(Dataset rows about figures)
· · · · ·
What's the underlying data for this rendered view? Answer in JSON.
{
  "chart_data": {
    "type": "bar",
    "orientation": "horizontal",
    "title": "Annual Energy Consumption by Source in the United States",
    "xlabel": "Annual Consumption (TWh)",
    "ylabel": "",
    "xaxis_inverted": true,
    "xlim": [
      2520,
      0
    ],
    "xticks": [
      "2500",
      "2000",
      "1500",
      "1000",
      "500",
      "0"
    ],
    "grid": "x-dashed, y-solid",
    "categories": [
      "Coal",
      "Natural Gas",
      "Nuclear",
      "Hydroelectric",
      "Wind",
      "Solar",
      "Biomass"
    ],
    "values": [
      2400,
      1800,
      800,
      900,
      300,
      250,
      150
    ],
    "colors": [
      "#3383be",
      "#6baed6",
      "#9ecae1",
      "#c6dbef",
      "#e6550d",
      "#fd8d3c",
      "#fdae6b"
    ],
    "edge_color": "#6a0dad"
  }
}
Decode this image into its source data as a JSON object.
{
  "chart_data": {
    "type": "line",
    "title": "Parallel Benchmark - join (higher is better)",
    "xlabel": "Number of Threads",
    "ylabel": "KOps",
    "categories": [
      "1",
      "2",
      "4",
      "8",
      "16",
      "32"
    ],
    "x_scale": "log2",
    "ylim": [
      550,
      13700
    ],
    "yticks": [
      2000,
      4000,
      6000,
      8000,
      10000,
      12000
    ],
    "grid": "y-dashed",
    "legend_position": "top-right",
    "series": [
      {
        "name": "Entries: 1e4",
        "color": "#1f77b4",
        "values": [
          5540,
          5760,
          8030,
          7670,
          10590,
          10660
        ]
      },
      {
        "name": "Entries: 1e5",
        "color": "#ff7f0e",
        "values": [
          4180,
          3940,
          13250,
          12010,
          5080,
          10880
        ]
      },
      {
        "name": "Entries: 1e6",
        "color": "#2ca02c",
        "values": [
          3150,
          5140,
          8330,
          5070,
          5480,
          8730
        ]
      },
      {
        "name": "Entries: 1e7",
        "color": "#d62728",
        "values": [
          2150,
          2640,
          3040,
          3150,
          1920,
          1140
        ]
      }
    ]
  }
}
· · · · ·
▶ GOAL OF THE EXERCISE: Within the listing above, work out how many lines contain the string "Entries", and reply with that number only.

▶ COMPLETE OUTPUT: 4